-- Start of Listed entries --
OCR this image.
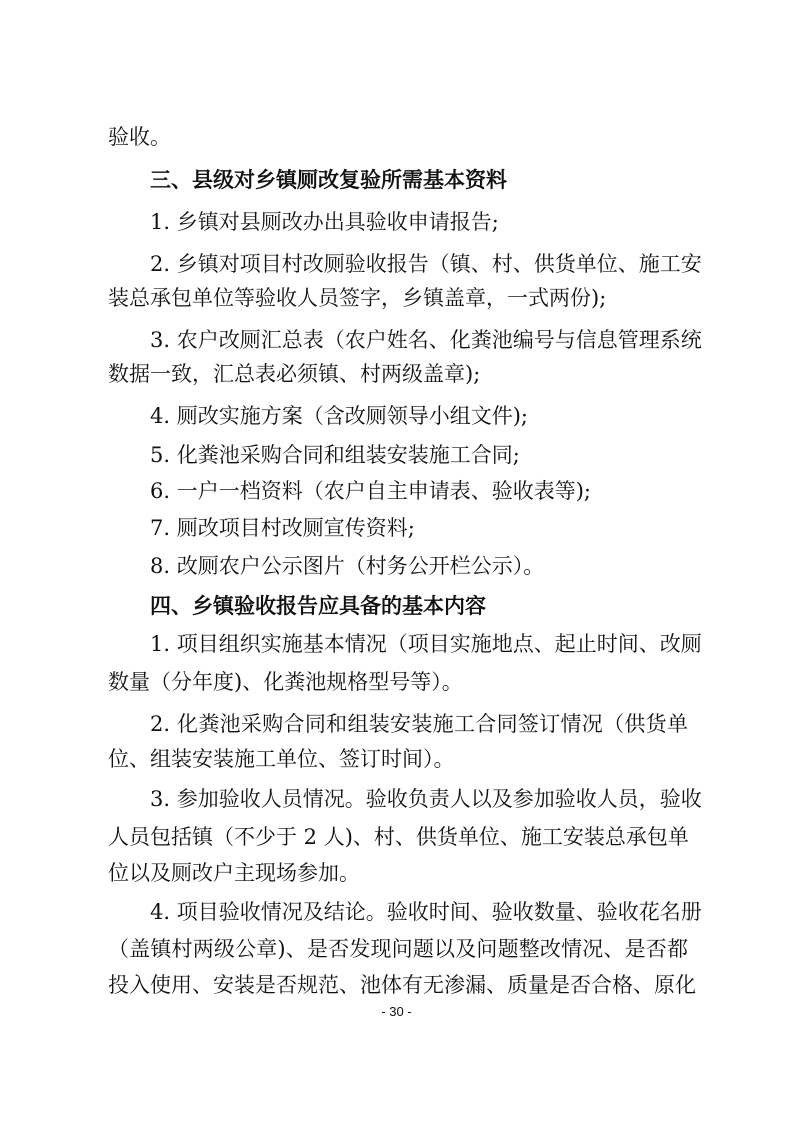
验收。
三、县级对乡镇厕改复验所需基本资料
1. 乡镇对县厕改办出具验收申请报告;
2. 乡镇对项目村改厕验收报告（镇、村、供货单位、施工安
装总承包单位等验收人员签字，乡镇盖章，一式两份);
3. 农户改厕汇总表（农户姓名、化粪池编号与信息管理系统
数据一致，汇总表必须镇、村两级盖章);
4. 厕改实施方案（含改厕领导小组文件);
5. 化粪池采购合同和组装安装施工合同;
6. 一户一档资料（农户自主申请表、验收表等);
7. 厕改项目村改厕宣传资料;
8. 改厕农户公示图片（村务公开栏公示）。
四、乡镇验收报告应具备的基本内容
1. 项目组织实施基本情况（项目实施地点、起止时间、改厕
数量（分年度)、化粪池规格型号等）。
2. 化粪池采购合同和组装安装施工合同签订情况（供货单
位、组装安装施工单位、签订时间）。
3. 参加验收人员情况。验收负责人以及参加验收人员，验收
人员包括镇（不少于 2 人)、村、供货单位、施工安装总承包单
位以及厕改户主现场参加。
4. 项目验收情况及结论。验收时间、验收数量、验收花名册
（盖镇村两级公章)、是否发现问题以及问题整改情况、是否都
投入使用、安装是否规范、池体有无渗漏、质量是否合格、原化
- 30 -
-- End of Listed entries --
* [Set task] Tell how many lines in the records above contain "供货单位", giving the number and no other words.

* [Answer below] 2